*STATED PROBLEM:* Tally the lines in these records that hold the string "Vulevic", and reply with the number alone.
======== DATA ROWS
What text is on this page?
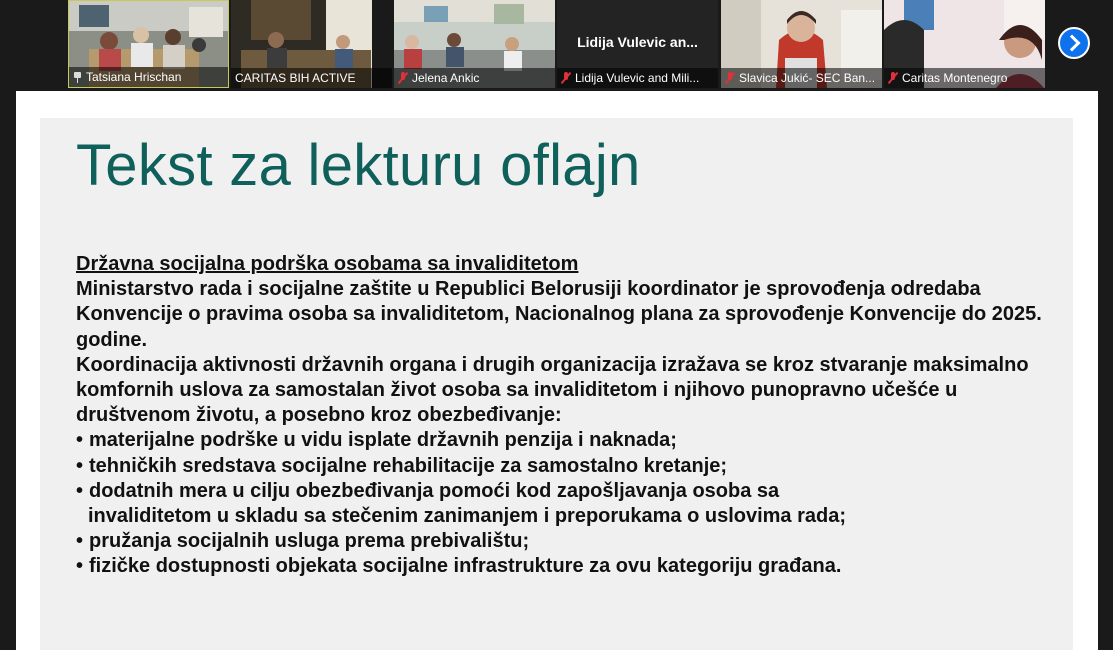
Tatsiana Hrischan	CARITAS BIH ACTIVE	Jelena Ankic
Lidija Vulevic an...
Lidija Vulevic and Mili...	Slavica Jukić- SEC Ban... Caritas Montenegro
Tekst za lekturu oflajn
Državna socijalna podrška osobama sa invaliditetom
Ministarstvo rada i socijalne zaštite u Republici Belorusiji koordinator je sprovođenja odredaba Konvencije o pravima osoba sa invaliditetom, Nacionalnog plana za sprovođenje Konvencije do 2025. godine.
Koordinacija aktivnosti državnih organa i drugih organizacija izražava se kroz stvaranje maksimalno komfornih uslova za samostalan život osoba sa invaliditetom i njihovo punopravno učešće u društvenom životu, a posebno kroz obezbeđivanje:
• materijalne podrške u vidu isplate državnih penzija i naknada;
• tehničkih sredstava socijalne rehabilitacije za samostalno kretanje;
• dodatnih mera u cilju obezbeđivanja pomoći kod zapošljavanja osoba sa
invaliditetom u skladu sa stečenim zanimanjem i preporukama o uslovima rada;
• pružanja socijalnih usluga prema prebivalištu;
• fizičke dostupnosti objekata socijalne infrastrukture za ovu kategoriju građana.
================
*OUTPUT OF THE EXERCISE:* 2